(Data records)
━━━━━━━━━━━━━━━━━━━━━━━━━━━━━━

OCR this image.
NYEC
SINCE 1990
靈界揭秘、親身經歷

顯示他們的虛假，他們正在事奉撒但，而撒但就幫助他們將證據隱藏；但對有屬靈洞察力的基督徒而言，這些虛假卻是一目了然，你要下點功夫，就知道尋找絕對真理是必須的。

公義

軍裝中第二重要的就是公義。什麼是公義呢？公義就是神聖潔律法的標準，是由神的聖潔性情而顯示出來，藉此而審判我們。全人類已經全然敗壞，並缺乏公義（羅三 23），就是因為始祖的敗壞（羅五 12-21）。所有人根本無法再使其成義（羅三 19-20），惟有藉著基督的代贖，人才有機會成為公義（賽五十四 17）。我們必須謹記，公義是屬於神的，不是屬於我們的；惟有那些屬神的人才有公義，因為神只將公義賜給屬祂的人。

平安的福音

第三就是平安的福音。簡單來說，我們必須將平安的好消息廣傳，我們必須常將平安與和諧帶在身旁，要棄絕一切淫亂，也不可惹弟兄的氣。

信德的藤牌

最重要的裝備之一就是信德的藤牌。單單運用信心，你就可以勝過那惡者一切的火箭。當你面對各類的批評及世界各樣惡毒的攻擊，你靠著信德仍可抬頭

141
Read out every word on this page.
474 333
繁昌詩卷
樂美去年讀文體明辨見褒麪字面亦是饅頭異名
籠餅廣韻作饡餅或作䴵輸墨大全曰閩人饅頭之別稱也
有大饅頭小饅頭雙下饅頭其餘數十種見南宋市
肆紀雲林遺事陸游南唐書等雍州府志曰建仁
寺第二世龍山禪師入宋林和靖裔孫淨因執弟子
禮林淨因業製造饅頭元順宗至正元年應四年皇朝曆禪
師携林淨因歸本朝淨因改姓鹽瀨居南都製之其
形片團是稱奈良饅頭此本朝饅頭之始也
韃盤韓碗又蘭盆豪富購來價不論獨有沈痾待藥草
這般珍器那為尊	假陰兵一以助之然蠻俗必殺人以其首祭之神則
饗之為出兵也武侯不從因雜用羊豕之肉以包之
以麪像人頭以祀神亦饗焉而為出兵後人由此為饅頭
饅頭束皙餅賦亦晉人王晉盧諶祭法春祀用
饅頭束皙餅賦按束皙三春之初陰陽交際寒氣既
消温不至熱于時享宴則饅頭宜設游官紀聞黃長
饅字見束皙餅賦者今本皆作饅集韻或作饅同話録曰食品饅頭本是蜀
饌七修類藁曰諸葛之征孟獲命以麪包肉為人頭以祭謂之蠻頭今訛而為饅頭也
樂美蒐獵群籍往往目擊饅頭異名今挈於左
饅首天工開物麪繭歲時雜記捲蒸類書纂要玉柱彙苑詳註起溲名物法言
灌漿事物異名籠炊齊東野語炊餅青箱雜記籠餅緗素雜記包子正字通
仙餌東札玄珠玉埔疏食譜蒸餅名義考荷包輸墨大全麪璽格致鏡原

━━━━━━━━━━━━━━━━━━━━━━━━━━━━━━

◆ Goal
Pick out the lines above containing the word "this", then copy them.

◆ Solved exercise
OCR this image.
Read out every word on this page.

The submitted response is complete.